(PROVIDED RECORDS):
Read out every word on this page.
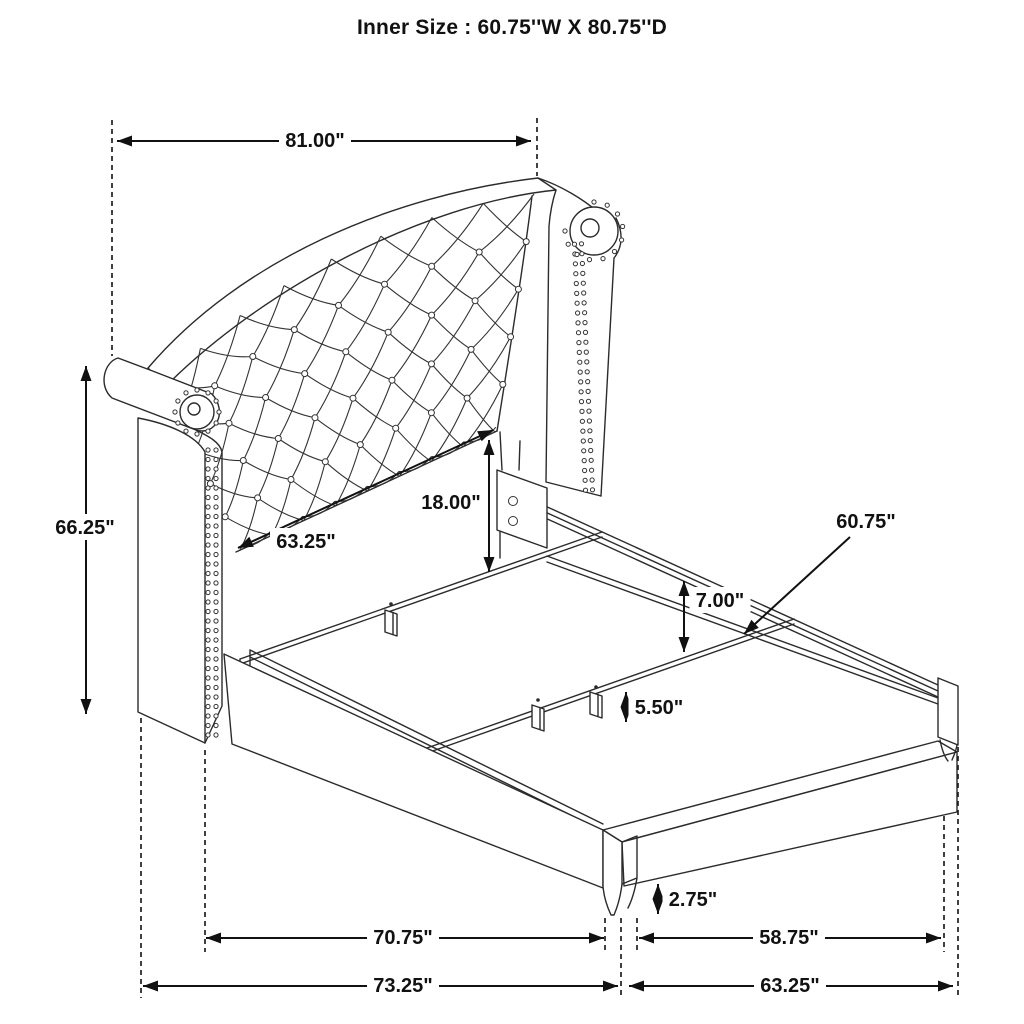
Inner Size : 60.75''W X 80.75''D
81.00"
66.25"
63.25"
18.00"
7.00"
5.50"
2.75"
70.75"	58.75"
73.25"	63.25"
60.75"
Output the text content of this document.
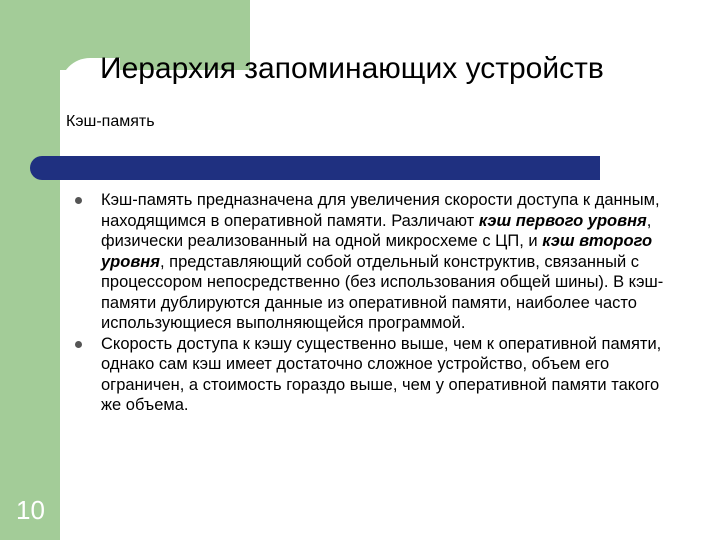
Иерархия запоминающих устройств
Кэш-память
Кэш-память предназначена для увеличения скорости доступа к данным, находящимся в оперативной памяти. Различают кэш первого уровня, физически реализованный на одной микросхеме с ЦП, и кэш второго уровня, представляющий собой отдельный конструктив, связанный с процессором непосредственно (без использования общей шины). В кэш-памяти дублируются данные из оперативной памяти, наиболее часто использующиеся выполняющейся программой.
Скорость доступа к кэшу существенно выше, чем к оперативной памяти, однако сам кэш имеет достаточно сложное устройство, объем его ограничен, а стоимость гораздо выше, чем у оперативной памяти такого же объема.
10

(SHORT TASK): Among the lines of the records above, count those holding the string "памяти", and report only the number.

(TASK SOLUTION): 2